• **SET PROBLEM**:
From the listing below, count the lines where the string "text" occurs. Give the number, with no other words.

• **ENTRIES SHOWN**:
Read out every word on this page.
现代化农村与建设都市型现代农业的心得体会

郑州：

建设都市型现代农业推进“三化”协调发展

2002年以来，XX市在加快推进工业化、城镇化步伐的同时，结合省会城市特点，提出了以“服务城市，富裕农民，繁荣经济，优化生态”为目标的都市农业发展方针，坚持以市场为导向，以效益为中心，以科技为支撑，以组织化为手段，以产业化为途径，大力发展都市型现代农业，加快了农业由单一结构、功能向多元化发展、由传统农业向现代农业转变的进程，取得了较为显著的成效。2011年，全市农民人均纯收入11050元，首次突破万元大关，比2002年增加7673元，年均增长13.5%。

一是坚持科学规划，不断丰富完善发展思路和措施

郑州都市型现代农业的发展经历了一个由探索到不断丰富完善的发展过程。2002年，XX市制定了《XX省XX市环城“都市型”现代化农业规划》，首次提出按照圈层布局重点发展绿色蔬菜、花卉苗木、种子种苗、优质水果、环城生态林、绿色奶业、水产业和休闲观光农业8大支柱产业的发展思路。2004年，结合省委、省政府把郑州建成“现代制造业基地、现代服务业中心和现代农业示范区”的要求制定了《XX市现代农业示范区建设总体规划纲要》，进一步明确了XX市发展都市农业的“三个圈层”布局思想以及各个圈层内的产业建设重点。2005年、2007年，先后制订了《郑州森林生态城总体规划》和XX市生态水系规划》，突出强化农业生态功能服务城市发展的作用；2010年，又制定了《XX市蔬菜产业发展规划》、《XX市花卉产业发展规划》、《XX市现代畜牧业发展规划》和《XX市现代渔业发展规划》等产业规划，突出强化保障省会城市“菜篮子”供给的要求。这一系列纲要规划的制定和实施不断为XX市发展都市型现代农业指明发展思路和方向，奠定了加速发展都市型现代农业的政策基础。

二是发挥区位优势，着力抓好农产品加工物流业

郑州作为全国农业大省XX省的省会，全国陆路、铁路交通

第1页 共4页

--

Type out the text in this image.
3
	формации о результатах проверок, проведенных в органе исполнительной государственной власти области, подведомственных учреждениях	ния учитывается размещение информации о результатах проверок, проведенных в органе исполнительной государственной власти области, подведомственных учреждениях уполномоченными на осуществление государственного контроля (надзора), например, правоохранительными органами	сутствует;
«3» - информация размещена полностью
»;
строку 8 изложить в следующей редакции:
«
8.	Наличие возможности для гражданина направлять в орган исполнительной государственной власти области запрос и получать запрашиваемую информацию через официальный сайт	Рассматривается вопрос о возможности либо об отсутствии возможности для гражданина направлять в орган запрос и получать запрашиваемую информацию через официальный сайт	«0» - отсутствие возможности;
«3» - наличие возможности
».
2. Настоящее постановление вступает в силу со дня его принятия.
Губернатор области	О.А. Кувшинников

* * *

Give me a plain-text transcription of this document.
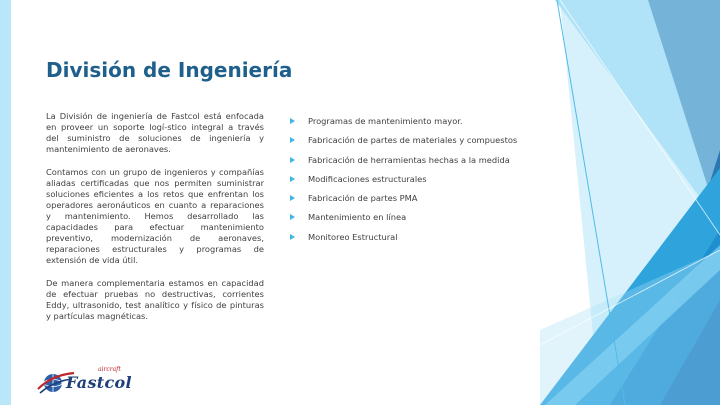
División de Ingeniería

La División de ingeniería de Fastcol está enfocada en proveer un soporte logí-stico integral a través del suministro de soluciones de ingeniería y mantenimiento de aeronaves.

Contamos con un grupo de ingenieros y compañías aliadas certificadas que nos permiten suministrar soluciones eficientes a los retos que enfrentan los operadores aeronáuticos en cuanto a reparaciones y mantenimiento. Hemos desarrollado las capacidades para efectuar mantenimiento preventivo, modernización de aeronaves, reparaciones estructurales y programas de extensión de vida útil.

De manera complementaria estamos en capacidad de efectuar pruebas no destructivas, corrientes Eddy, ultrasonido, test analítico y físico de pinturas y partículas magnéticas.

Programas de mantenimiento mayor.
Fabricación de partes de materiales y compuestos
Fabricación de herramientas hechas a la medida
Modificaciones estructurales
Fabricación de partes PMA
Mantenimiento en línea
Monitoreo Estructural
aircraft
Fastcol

• **ANSWER TO THIS EXERCISE**:
2